[Opening Records supplied section]

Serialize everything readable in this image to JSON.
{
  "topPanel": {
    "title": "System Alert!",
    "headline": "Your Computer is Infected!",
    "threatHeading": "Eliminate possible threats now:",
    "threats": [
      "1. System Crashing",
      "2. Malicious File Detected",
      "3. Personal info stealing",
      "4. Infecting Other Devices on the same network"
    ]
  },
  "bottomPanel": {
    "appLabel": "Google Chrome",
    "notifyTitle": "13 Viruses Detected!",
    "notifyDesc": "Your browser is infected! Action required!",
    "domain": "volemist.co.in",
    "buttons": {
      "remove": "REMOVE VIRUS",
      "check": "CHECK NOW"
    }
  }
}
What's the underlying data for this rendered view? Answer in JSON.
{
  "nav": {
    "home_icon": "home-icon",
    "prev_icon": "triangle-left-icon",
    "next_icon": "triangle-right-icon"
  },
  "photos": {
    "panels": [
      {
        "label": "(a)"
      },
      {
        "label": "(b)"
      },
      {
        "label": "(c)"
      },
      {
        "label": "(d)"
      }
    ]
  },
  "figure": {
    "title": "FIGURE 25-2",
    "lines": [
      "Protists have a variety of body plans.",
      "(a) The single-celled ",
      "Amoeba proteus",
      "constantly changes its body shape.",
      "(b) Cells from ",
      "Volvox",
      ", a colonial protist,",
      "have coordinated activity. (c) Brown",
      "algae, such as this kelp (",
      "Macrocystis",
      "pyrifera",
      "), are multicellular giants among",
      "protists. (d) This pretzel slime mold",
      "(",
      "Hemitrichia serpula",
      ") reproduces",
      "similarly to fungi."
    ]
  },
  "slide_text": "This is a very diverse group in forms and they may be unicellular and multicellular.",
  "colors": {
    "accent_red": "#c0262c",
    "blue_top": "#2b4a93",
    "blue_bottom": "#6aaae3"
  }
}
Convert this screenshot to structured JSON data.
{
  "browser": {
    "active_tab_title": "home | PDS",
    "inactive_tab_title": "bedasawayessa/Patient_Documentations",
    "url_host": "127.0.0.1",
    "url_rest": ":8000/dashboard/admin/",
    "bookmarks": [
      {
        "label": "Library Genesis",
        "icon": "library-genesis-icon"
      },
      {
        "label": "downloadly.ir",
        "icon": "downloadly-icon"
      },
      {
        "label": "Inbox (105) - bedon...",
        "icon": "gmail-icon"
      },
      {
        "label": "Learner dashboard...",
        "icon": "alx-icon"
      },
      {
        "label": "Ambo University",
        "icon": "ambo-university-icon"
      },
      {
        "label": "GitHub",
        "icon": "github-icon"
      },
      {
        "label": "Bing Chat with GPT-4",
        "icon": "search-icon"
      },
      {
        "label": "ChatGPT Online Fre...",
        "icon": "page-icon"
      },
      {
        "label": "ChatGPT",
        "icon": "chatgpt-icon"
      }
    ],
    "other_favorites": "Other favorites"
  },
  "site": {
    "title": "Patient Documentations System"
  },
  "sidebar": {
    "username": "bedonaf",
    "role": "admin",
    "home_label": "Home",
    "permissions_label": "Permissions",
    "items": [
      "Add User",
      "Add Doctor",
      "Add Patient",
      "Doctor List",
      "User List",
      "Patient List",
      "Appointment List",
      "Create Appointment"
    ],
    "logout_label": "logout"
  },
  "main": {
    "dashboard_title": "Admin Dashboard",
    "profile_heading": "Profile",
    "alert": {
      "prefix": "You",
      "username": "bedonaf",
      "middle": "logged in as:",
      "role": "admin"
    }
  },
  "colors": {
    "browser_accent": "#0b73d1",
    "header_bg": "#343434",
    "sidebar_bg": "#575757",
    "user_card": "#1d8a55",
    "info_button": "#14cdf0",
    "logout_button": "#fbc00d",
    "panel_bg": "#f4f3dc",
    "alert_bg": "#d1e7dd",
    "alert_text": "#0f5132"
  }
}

[Closing Records supplied section]

◆ Work task:
Reproduce all the entries above. Match them exactly.

◆ Your solution:
Serialize everything readable in this image to JSON.
{
  "topPanel": {
    "title": "System Alert!",
    "headline": "Your Computer is Infected!",
    "threatHeading": "Eliminate possible threats now:",
    "threats": [
      "1. System Crashing",
      "2. Malicious File Detected",
      "3. Personal info stealing",
      "4. Infecting Other Devices on the same network"
    ]
  },
  "bottomPanel": {
    "appLabel": "Google Chrome",
    "notifyTitle": "13 Viruses Detected!",
    "notifyDesc": "Your browser is infected! Action required!",
    "domain": "volemist.co.in",
    "buttons": {
      "remove": "REMOVE VIRUS",
      "check": "CHECK NOW"
    }
  }
}
What's the underlying data for this rendered view? Answer in JSON.
{
  "nav": {
    "home_icon": "home-icon",
    "prev_icon": "triangle-left-icon",
    "next_icon": "triangle-right-icon"
  },
  "photos": {
    "panels": [
      {
        "label": "(a)"
      },
      {
        "label": "(b)"
      },
      {
        "label": "(c)"
      },
      {
        "label": "(d)"
      }
    ]
  },
  "figure": {
    "title": "FIGURE 25-2",
    "lines": [
      "Protists have a variety of body plans.",
      "(a) The single-celled ",
      "Amoeba proteus",
      "constantly changes its body shape.",
      "(b) Cells from ",
      "Volvox",
      ", a colonial protist,",
      "have coordinated activity. (c) Brown",
      "algae, such as this kelp (",
      "Macrocystis",
      "pyrifera",
      "), are multicellular giants among",
      "protists. (d) This pretzel slime mold",
      "(",
      "Hemitrichia serpula",
      ") reproduces",
      "similarly to fungi."
    ]
  },
  "slide_text": "This is a very diverse group in forms and they may be unicellular and multicellular.",
  "colors": {
    "accent_red": "#c0262c",
    "blue_top": "#2b4a93",
    "blue_bottom": "#6aaae3"
  }
}
Convert this screenshot to structured JSON data.
{
  "browser": {
    "active_tab_title": "home | PDS",
    "inactive_tab_title": "bedasawayessa/Patient_Documentations",
    "url_host": "127.0.0.1",
    "url_rest": ":8000/dashboard/admin/",
    "bookmarks": [
      {
        "label": "Library Genesis",
        "icon": "library-genesis-icon"
      },
      {
        "label": "downloadly.ir",
        "icon": "downloadly-icon"
      },
      {
        "label": "Inbox (105) - bedon...",
        "icon": "gmail-icon"
      },
      {
        "label": "Learner dashboard...",
        "icon": "alx-icon"
      },
      {
        "label": "Ambo University",
        "icon": "ambo-university-icon"
      },
      {
        "label": "GitHub",
        "icon": "github-icon"
      },
      {
        "label": "Bing Chat with GPT-4",
        "icon": "search-icon"
      },
      {
        "label": "ChatGPT Online Fre...",
        "icon": "page-icon"
      },
      {
        "label": "ChatGPT",
        "icon": "chatgpt-icon"
      }
    ],
    "other_favorites": "Other favorites"
  },
  "site": {
    "title": "Patient Documentations System"
  },
  "sidebar": {
    "username": "bedonaf",
    "role": "admin",
    "home_label": "Home",
    "permissions_label": "Permissions",
    "items": [
      "Add User",
      "Add Doctor",
      "Add Patient",
      "Doctor List",
      "User List",
      "Patient List",
      "Appointment List",
      "Create Appointment"
    ],
    "logout_label": "logout"
  },
  "main": {
    "dashboard_title": "Admin Dashboard",
    "profile_heading": "Profile",
    "alert": {
      "prefix": "You",
      "username": "bedonaf",
      "middle": "logged in as:",
      "role": "admin"
    }
  },
  "colors": {
    "browser_accent": "#0b73d1",
    "header_bg": "#343434",
    "sidebar_bg": "#575757",
    "user_card": "#1d8a55",
    "info_button": "#14cdf0",
    "logout_button": "#fbc00d",
    "panel_bg": "#f4f3dc",
    "alert_bg": "#d1e7dd",
    "alert_text": "#0f5132"
  }
}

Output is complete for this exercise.